* LIST OF TASKS:
(1) In the passage on automating Excel-based finance work, what format must a tool be able to export data in for platforms with an Excel front end to sync with it?
(2) Continue the passage on automating Excel-based finance work, picking up after its final sentence.

*** Opening of SOURCE TEXT ***

Platforms such as DataRails are a great example of the best of both worlds merged together. They automate existing Excel-based processes by leveraging existing models and templates to generate a unified database. On one side, you have the accessibility, legacy report compatibility and versatility of Excel and on the other, all the advantages of a cloud-based database and online dashboard powered by AI algorithms.
“Unlike sales and marketing departments, the processes in finance departments have been pretty much stagnant in the past 30 years and are still being conducted manually with Excel,” said Didi Gurfinkel, founder and CEO of DataRails.
“That’s why we developed a technology that runs the Excel-based organizational processes in a transparent manner and completely automates the monthly and quarterly financial processes.”
For instance, period-end reporting is far easier when managed through system functions within familiar Excel spreadsheets. By relying on automated consolidation functions, there is a significant cut down on time spent extracting the company’s financial performance, as well as more accurate results at a lower cost and improved data control that allows for better decision-making.
Put differently, businesses get a predictive AI layer atop Excel, directly plugging in advanced capabilities. As the end result, CFOs get to stay in love with their spreadsheets and deliver more precise and understandable performance information to company stakeholders. At the same time, they’re retaining flexibility and adaptability to a changing environment.
Unify cross-organizational real-time data for comprehensive analysis
Automation is a major step in the broader AI adoption that also lends a hand to increased data visibility across the business. Handling multiple data sources in spreadsheets historically takes a great deal of time.
Without uniform access in real-time, the entire process is often poorly executed as financial reports tend to be incomplete and inaccurate, even irrelevant in some cases. As a result, they don’t contain decision‐useful information.
AI collects structured and unstructured spreadsheet data and turns it into a centralized database, essentially mashing together disparate data sources.
With its data centralized, a business can perform real-time allocation tracking, for example, in order to understand all the expenses that go into a specific business activity.
Some FP&A platforms can integrate with other mission-critical platforms such as CRM, ERP, and inventory management systems, housing all the financial data under one roof. In addition, platforms with Excel as a front-end interface can sync with virtually any tool capable of exporting data as a CSV file.

*** Close of SOURCE TEXT ***
*** Opening of EXTRACTED DATA ***

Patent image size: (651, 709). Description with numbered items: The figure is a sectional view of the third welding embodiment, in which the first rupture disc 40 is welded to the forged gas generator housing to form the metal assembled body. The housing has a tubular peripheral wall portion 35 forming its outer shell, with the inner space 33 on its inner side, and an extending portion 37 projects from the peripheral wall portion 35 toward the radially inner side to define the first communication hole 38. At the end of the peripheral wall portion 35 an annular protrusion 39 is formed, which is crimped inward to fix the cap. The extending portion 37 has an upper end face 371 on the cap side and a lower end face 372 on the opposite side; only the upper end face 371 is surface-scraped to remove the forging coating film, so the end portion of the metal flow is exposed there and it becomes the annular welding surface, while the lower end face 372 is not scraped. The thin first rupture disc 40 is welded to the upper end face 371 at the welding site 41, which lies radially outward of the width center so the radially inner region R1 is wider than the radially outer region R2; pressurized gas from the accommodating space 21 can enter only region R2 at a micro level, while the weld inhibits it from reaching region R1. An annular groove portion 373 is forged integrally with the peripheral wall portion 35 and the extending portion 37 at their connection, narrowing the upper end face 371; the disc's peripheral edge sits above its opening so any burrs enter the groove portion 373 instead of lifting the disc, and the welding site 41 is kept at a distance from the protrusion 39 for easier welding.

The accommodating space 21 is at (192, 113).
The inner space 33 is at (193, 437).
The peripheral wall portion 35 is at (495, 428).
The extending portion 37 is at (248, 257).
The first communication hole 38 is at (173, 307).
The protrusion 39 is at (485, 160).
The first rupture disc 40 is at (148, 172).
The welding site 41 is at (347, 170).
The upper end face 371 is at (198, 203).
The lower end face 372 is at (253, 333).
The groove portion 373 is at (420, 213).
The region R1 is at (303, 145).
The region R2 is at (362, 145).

*** Close of EXTRACTED DATA ***

* WRITTEN ANSWERS:
(1) A CSV file.

(2)
This not only broadens the options for CFOs in terms of data manipulation but also offers full-scale granularity and the ability to generate reports on the fly according to specific needs.
They can collect huge, diverse data sets in a more comprehensive manner and analyze them quickly. Thus, finance moves closer to standardization, where data is collected and updated on a routine basis, and most importantly - made readily available whenever the situation requires it with interactive and embeddable visualizations.
You can love it, hate it, or have a passive-aggressive love-hate relationship with it but the fact is, Excel is here to stay.
Another fact is that advanced financial planning and analysis tools are encroaching on its territory with their potent combo of database capabilities, deep analytics, and rich visual representations. This is especially pertinent to the latest generation of CFOs who may not have such strong ties to the legacy software as their older peers.
By introducing automation in the mix, Excel sheds the look of an inferior option and eliminates manual processes that present a roadblock to increased efficiency and accuracy in reporting.
Plus, for finance leaders looking to ease their way into more automation in their processes, this is arguably the best place to start: tedious, repetitive tasks where impact can be felt instantly. Automation solutions don’t have to be ones with massive disruption and investment impact. There is a place for AI-powered, Excel-driven financial reporting - but only if CFOs acknowledge the current limitations.